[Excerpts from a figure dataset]
####

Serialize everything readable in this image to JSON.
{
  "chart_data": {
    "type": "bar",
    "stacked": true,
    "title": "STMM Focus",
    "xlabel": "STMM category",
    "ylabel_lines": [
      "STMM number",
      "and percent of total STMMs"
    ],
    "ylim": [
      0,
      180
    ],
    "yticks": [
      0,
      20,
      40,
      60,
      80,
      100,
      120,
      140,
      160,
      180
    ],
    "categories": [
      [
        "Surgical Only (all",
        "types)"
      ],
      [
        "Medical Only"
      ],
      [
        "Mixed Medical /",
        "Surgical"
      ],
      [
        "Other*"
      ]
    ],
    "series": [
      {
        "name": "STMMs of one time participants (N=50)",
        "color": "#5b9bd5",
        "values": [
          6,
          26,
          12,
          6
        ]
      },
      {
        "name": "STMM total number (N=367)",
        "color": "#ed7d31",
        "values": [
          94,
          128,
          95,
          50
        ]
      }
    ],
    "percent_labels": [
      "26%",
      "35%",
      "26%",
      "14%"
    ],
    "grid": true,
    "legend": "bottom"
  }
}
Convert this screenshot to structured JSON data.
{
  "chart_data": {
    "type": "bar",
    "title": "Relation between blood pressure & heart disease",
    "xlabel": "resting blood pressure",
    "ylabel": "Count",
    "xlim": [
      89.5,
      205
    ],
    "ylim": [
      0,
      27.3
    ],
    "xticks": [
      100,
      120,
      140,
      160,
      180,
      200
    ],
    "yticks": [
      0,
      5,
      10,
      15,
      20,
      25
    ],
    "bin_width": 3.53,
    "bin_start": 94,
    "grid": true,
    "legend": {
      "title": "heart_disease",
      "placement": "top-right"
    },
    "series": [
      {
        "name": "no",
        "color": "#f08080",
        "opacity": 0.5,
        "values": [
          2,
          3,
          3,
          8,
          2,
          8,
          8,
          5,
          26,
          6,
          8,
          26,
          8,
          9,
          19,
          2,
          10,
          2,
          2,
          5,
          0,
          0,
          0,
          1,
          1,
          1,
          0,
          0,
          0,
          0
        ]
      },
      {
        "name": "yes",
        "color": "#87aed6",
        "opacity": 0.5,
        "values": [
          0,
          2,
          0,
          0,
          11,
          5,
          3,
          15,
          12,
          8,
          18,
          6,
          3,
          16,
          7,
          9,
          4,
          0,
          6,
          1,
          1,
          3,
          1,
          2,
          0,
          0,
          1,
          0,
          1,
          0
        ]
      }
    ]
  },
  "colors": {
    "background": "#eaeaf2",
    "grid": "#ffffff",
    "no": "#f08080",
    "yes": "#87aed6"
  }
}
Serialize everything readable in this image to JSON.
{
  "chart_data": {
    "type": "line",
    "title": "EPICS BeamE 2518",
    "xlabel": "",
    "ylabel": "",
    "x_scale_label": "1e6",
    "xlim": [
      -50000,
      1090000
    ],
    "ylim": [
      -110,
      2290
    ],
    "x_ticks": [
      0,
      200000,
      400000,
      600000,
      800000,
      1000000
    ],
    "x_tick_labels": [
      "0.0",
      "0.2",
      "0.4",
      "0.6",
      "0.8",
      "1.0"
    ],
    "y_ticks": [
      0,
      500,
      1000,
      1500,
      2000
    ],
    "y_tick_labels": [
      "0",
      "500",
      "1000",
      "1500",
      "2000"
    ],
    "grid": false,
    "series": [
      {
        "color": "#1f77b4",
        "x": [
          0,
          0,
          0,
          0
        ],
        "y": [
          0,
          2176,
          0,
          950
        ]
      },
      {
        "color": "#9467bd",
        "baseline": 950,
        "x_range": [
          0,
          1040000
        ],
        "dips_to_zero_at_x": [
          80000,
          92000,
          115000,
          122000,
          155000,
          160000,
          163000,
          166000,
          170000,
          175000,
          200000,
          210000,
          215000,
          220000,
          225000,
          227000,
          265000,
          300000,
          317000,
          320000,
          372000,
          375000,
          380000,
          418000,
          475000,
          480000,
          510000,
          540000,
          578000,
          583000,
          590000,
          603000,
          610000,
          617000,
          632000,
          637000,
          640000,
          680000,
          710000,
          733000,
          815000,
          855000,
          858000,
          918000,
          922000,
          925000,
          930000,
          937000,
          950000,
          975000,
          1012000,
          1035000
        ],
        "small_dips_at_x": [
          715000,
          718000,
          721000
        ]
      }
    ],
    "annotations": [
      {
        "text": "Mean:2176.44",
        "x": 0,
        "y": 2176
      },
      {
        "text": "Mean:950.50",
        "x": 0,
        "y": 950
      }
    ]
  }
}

####

• _TASK GOAL_: Write out the whole listing again. Match it word for word.

• _RESULT BELOW_:
Serialize everything readable in this image to JSON.
{
  "chart_data": {
    "type": "bar",
    "stacked": true,
    "title": "STMM Focus",
    "xlabel": "STMM category",
    "ylabel_lines": [
      "STMM number",
      "and percent of total STMMs"
    ],
    "ylim": [
      0,
      180
    ],
    "yticks": [
      0,
      20,
      40,
      60,
      80,
      100,
      120,
      140,
      160,
      180
    ],
    "categories": [
      [
        "Surgical Only (all",
        "types)"
      ],
      [
        "Medical Only"
      ],
      [
        "Mixed Medical /",
        "Surgical"
      ],
      [
        "Other*"
      ]
    ],
    "series": [
      {
        "name": "STMMs of one time participants (N=50)",
        "color": "#5b9bd5",
        "values": [
          6,
          26,
          12,
          6
        ]
      },
      {
        "name": "STMM total number (N=367)",
        "color": "#ed7d31",
        "values": [
          94,
          128,
          95,
          50
        ]
      }
    ],
    "percent_labels": [
      "26%",
      "35%",
      "26%",
      "14%"
    ],
    "grid": true,
    "legend": "bottom"
  }
}
Convert this screenshot to structured JSON data.
{
  "chart_data": {
    "type": "bar",
    "title": "Relation between blood pressure & heart disease",
    "xlabel": "resting blood pressure",
    "ylabel": "Count",
    "xlim": [
      89.5,
      205
    ],
    "ylim": [
      0,
      27.3
    ],
    "xticks": [
      100,
      120,
      140,
      160,
      180,
      200
    ],
    "yticks": [
      0,
      5,
      10,
      15,
      20,
      25
    ],
    "bin_width": 3.53,
    "bin_start": 94,
    "grid": true,
    "legend": {
      "title": "heart_disease",
      "placement": "top-right"
    },
    "series": [
      {
        "name": "no",
        "color": "#f08080",
        "opacity": 0.5,
        "values": [
          2,
          3,
          3,
          8,
          2,
          8,
          8,
          5,
          26,
          6,
          8,
          26,
          8,
          9,
          19,
          2,
          10,
          2,
          2,
          5,
          0,
          0,
          0,
          1,
          1,
          1,
          0,
          0,
          0,
          0
        ]
      },
      {
        "name": "yes",
        "color": "#87aed6",
        "opacity": 0.5,
        "values": [
          0,
          2,
          0,
          0,
          11,
          5,
          3,
          15,
          12,
          8,
          18,
          6,
          3,
          16,
          7,
          9,
          4,
          0,
          6,
          1,
          1,
          3,
          1,
          2,
          0,
          0,
          1,
          0,
          1,
          0
        ]
      }
    ]
  },
  "colors": {
    "background": "#eaeaf2",
    "grid": "#ffffff",
    "no": "#f08080",
    "yes": "#87aed6"
  }
}
Serialize everything readable in this image to JSON.
{
  "chart_data": {
    "type": "line",
    "title": "EPICS BeamE 2518",
    "xlabel": "",
    "ylabel": "",
    "x_scale_label": "1e6",
    "xlim": [
      -50000,
      1090000
    ],
    "ylim": [
      -110,
      2290
    ],
    "x_ticks": [
      0,
      200000,
      400000,
      600000,
      800000,
      1000000
    ],
    "x_tick_labels": [
      "0.0",
      "0.2",
      "0.4",
      "0.6",
      "0.8",
      "1.0"
    ],
    "y_ticks": [
      0,
      500,
      1000,
      1500,
      2000
    ],
    "y_tick_labels": [
      "0",
      "500",
      "1000",
      "1500",
      "2000"
    ],
    "grid": false,
    "series": [
      {
        "color": "#1f77b4",
        "x": [
          0,
          0,
          0,
          0
        ],
        "y": [
          0,
          2176,
          0,
          950
        ]
      },
      {
        "color": "#9467bd",
        "baseline": 950,
        "x_range": [
          0,
          1040000
        ],
        "dips_to_zero_at_x": [
          80000,
          92000,
          115000,
          122000,
          155000,
          160000,
          163000,
          166000,
          170000,
          175000,
          200000,
          210000,
          215000,
          220000,
          225000,
          227000,
          265000,
          300000,
          317000,
          320000,
          372000,
          375000,
          380000,
          418000,
          475000,
          480000,
          510000,
          540000,
          578000,
          583000,
          590000,
          603000,
          610000,
          617000,
          632000,
          637000,
          640000,
          680000,
          710000,
          733000,
          815000,
          855000,
          858000,
          918000,
          922000,
          925000,
          930000,
          937000,
          950000,
          975000,
          1012000,
          1035000
        ],
        "small_dips_at_x": [
          715000,
          718000,
          721000
        ]
      }
    ],
    "annotations": [
      {
        "text": "Mean:2176.44",
        "x": 0,
        "y": 2176
      },
      {
        "text": "Mean:950.50",
        "x": 0,
        "y": 950
      }
    ]
  }
}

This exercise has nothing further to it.